::: EXERCISE DATA :::

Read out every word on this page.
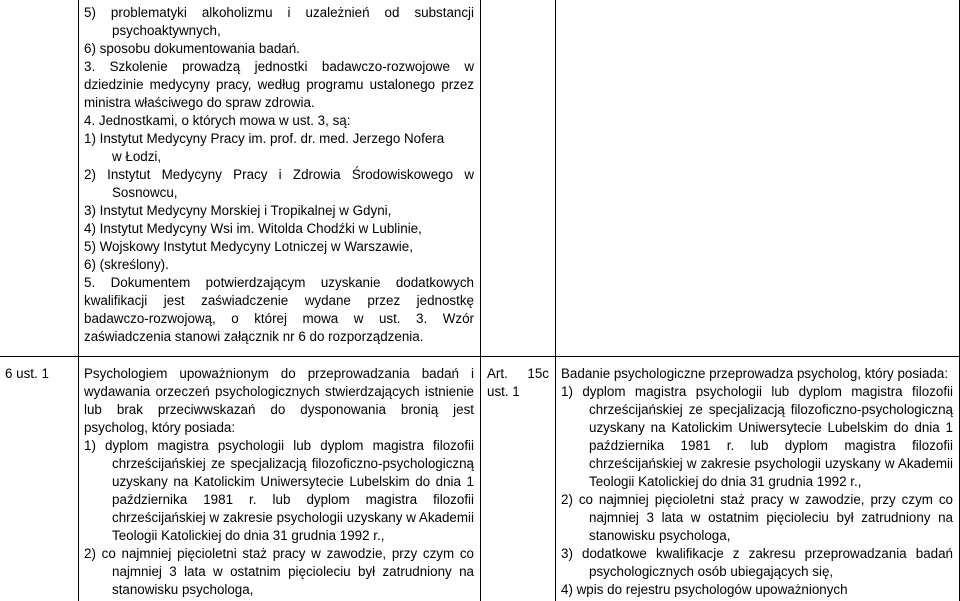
5) problematyki alkoholizmu i uzależnień od substancji
psychoaktywnych,
6) sposobu dokumentowania badań.
3. Szkolenie prowadzą jednostki badawczo-rozwojowe w
dziedzinie medycyny pracy, według programu ustalonego przez
ministra właściwego do spraw zdrowia.
4. Jednostkami, o których mowa w ust. 3, są:
1) Instytut Medycyny Pracy im. prof. dr. med. Jerzego Nofera
w Łodzi,
2) Instytut Medycyny Pracy i Zdrowia Środowiskowego w
Sosnowcu,
3) Instytut Medycyny Morskiej i Tropikalnej w Gdyni,
4) Instytut Medycyny Wsi im. Witolda Chodźki w Lublinie,
5) Wojskowy Instytut Medycyny Lotniczej w Warszawie,
6) (skreślony).
5. Dokumentem potwierdzającym uzyskanie dodatkowych
kwalifikacji jest zaświadczenie wydane przez jednostkę
badawczo-rozwojową, o której mowa w ust. 3. Wzór
zaświadczenia stanowi załącznik nr 6 do rozporządzenia.
6 ust. 1	Psychologiem upoważnionym do przeprowadzania badań i
wydawania orzeczeń psychologicznych stwierdzających istnienie
lub brak przeciwwskazań do dysponowania bronią jest
psycholog, który posiada:
1) dyplom magistra psychologii lub dyplom magistra filozofii
chrześcijańskiej ze specjalizacją filozoficzno-psychologiczną
uzyskany na Katolickim Uniwersytecie Lubelskim do dnia 1
października 1981 r. lub dyplom magistra filozofii
chrześcijańskiej w zakresie psychologii uzyskany w Akademii
Teologii Katolickiej do dnia 31 grudnia 1992 r.,
2) co najmniej pięcioletni staż pracy w zawodzie, przy czym co
najmniej 3 lata w ostatnim pięcioleciu był zatrudniony na
stanowisku psychologa,
Art. 15c
ust. 1
Badanie psychologiczne przeprowadza psycholog, który posiada:
1) dyplom magistra psychologii lub dyplom magistra filozofii
chrześcijańskiej ze specjalizacją filozoficzno-psychologiczną
uzyskany na Katolickim Uniwersytecie Lubelskim do dnia 1
października 1981 r. lub dyplom magistra filozofii
chrześcijańskiej w zakresie psychologii uzyskany w Akademii
Teologii Katolickiej do dnia 31 grudnia 1992 r.,
2) co najmniej pięcioletni staż pracy w zawodzie, przy czym co
najmniej 3 lata w ostatnim pięcioleciu był zatrudniony na
stanowisku psychologa,
3) dodatkowe kwalifikacje z zakresu przeprowadzania badań
psychologicznych osób ubiegających się,
4) wpis do rejestru psychologów upoważnionych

:::

(OBJECTIVE): Quote the full listing above word for word; exclude every picture from the copy.

(REPLY):
Read out every word on this page.
5) problematyki alkoholizmu i uzależnień od substancji
psychoaktywnych,
6) sposobu dokumentowania badań.
3. Szkolenie prowadzą jednostki badawczo-rozwojowe w
dziedzinie medycyny pracy, według programu ustalonego przez
ministra właściwego do spraw zdrowia.
4. Jednostkami, o których mowa w ust. 3, są:
1) Instytut Medycyny Pracy im. prof. dr. med. Jerzego Nofera
w Łodzi,
2) Instytut Medycyny Pracy i Zdrowia Środowiskowego w
Sosnowcu,
3) Instytut Medycyny Morskiej i Tropikalnej w Gdyni,
4) Instytut Medycyny Wsi im. Witolda Chodźki w Lublinie,
5) Wojskowy Instytut Medycyny Lotniczej w Warszawie,
6) (skreślony).
5. Dokumentem potwierdzającym uzyskanie dodatkowych
kwalifikacji jest zaświadczenie wydane przez jednostkę
badawczo-rozwojową, o której mowa w ust. 3. Wzór
zaświadczenia stanowi załącznik nr 6 do rozporządzenia.
6 ust. 1	Psychologiem upoważnionym do przeprowadzania badań i
wydawania orzeczeń psychologicznych stwierdzających istnienie
lub brak przeciwwskazań do dysponowania bronią jest
psycholog, który posiada:
1) dyplom magistra psychologii lub dyplom magistra filozofii
chrześcijańskiej ze specjalizacją filozoficzno-psychologiczną
uzyskany na Katolickim Uniwersytecie Lubelskim do dnia 1
października 1981 r. lub dyplom magistra filozofii
chrześcijańskiej w zakresie psychologii uzyskany w Akademii
Teologii Katolickiej do dnia 31 grudnia 1992 r.,
2) co najmniej pięcioletni staż pracy w zawodzie, przy czym co
najmniej 3 lata w ostatnim pięcioleciu był zatrudniony na
stanowisku psychologa,
Art. 15c
ust. 1
Badanie psychologiczne przeprowadza psycholog, który posiada:
1) dyplom magistra psychologii lub dyplom magistra filozofii
chrześcijańskiej ze specjalizacją filozoficzno-psychologiczną
uzyskany na Katolickim Uniwersytecie Lubelskim do dnia 1
października 1981 r. lub dyplom magistra filozofii
chrześcijańskiej w zakresie psychologii uzyskany w Akademii
Teologii Katolickiej do dnia 31 grudnia 1992 r.,
2) co najmniej pięcioletni staż pracy w zawodzie, przy czym co
najmniej 3 lata w ostatnim pięcioleciu był zatrudniony na
stanowisku psychologa,
3) dodatkowe kwalifikacje z zakresu przeprowadzania badań
psychologicznych osób ubiegających się,
4) wpis do rejestru psychologów upoważnionych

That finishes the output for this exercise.